* _CHALLENGE_:
Report how many lines hold the word "text"; answer with the number alone.

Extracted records
** start **

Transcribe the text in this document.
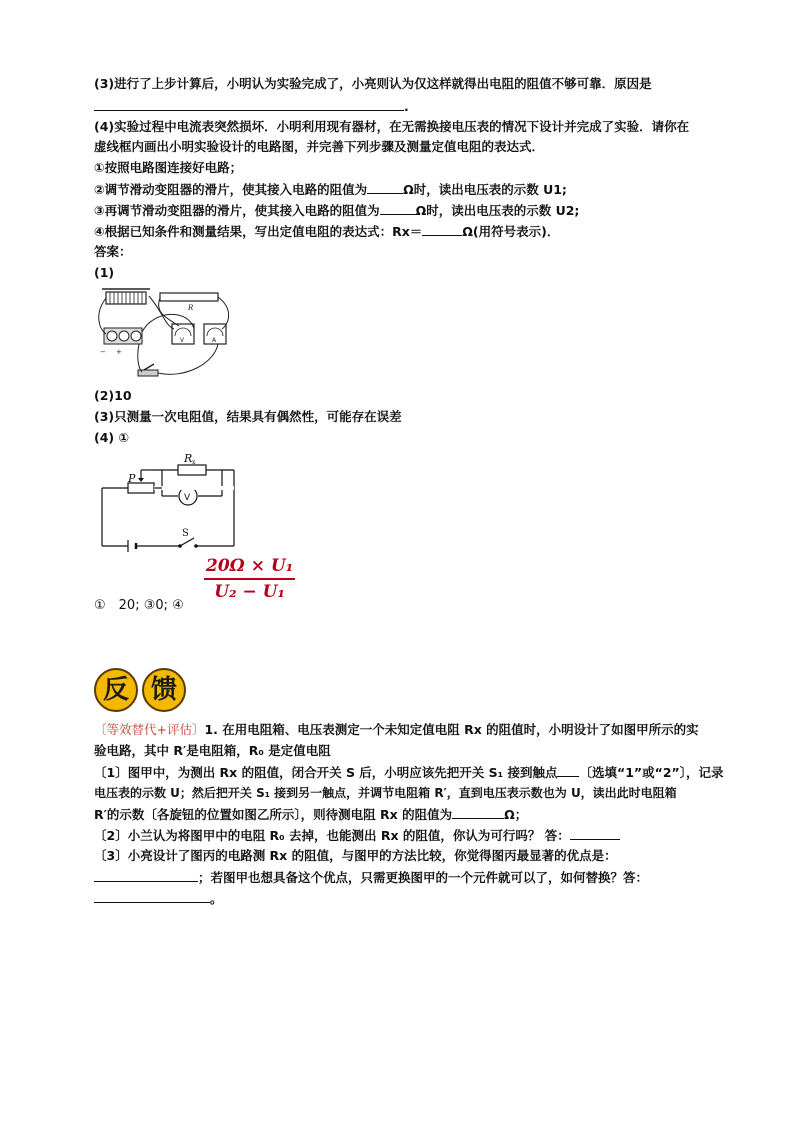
(3)进行了上步计算后，小明认为实验完成了，小亮则认为仅这样就得出电阻的阻值不够可靠．原因是
.
(4)实验过程中电流表突然损坏．小明利用现有器材，在无需换接电压表的情况下设计并完成了实验．请你在
虚线框内画出小明实验设计的电路图，并完善下列步骤及测量定值电阻的表达式．
①按照电路图连接好电路；
②调节滑动变阻器的滑片，使其接入电路的阻值为	Ω时，读出电压表的示数 U1;
③再调节滑动变阻器的滑片，使其接入电路的阻值为	Ω时，读出电压表的示数 U2;
④根据已知条件和测量结果，写出定值电阻的表达式：Rx＝	Ω(用符号表示)．
答案：
(1)
R
− +
V	A
(2)10
(3)只测量一次电阻值，结果具有偶然性，可能存在误差
(4) ①
R x
P
V
S
$\frac{\text{20Ω × U₁}}{\text{U₂ − U₁}}$
①　20; ③0; ④
反 馈
〔等效替代+评估〕1. 在用电阻箱、电压表测定一个未知定值电阻 Rx 的阻值时，小明设计了如图甲所示的实
验电路，其中 R′是电阻箱，R₀ 是定值电阻
〔1〕图甲中，为测出 Rx 的阻值，闭合开关 S 后，小明应该先把开关 S₁ 接到触点 〔选填“1”或“2”〕，记录
电压表的示数 U；然后把开关 S₁ 接到另一触点，并调节电阻箱 R′，直到电压表示数也为 U，读出此时电阻箱
R′的示数〔各旋钮的位置如图乙所示〕，则待测电阻 Rx 的阻值为	Ω；
〔2〕小兰认为将图甲中的电阻 R₀ 去掉，也能测出 Rx 的阻值，你认为可行吗？ 答：
〔3〕小亮设计了图丙的电路测 Rx 的阻值，与图甲的方法比较，你觉得图丙最显著的优点是：
；若图甲也想具备这个优点，只需更换图甲的一个元件就可以了，如何替换？答：
。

** end **

* _CORRECT RESPONSE_:
2